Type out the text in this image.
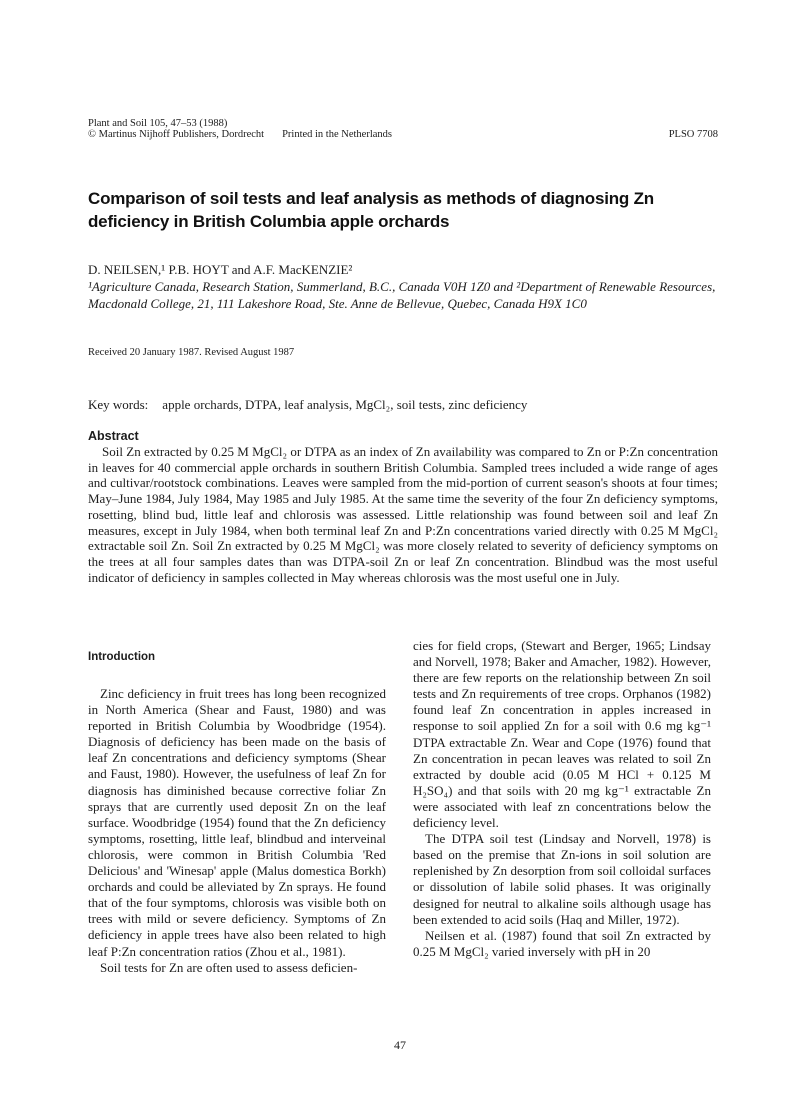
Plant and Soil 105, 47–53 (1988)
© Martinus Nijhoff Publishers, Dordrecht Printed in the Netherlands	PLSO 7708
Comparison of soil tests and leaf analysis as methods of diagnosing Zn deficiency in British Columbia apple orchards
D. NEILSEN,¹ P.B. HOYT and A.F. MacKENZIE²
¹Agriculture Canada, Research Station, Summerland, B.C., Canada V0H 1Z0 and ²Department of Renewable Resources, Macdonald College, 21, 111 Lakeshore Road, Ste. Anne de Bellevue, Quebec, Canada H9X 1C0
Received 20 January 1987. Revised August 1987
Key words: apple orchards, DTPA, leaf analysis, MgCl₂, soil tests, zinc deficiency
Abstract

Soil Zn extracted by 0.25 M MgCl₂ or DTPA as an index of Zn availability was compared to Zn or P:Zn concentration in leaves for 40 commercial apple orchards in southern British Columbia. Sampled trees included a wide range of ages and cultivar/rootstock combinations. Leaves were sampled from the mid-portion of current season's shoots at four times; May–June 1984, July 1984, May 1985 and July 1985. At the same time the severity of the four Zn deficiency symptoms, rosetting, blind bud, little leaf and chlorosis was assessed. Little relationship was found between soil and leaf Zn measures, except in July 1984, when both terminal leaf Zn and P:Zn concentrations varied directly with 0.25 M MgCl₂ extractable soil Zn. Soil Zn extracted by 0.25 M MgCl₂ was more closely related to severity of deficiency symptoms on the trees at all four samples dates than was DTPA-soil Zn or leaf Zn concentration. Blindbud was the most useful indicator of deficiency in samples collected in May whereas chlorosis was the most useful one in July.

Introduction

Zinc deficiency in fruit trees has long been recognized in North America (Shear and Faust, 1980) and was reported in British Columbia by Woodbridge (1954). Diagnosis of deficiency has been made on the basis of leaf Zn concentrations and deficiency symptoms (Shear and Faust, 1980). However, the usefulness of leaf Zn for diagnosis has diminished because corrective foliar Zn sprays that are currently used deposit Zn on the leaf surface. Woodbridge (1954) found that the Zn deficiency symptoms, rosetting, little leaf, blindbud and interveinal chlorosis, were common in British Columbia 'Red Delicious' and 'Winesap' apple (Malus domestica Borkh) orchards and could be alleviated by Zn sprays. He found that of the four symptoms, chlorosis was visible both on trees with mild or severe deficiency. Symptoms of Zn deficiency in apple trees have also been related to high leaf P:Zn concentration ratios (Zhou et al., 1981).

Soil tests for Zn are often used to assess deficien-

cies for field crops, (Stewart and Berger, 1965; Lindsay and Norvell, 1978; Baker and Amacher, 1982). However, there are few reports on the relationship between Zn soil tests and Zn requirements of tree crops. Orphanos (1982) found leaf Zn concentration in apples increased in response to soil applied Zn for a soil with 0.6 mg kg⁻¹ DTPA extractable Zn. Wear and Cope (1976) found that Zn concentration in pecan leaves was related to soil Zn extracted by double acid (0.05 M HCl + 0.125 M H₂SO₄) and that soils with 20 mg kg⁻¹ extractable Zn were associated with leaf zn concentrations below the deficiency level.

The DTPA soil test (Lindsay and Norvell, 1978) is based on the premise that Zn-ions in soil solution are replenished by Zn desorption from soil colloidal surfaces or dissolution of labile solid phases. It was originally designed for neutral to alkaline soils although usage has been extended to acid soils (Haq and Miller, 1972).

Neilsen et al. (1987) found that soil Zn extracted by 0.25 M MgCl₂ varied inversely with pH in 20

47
■ ■ ■ ■
● INSTRUCTIONS FOR THE TASK
Among the records above, how many lines carry the string "analysis"? Reply with the number alone.

● RESPONSE TO THE TASK
2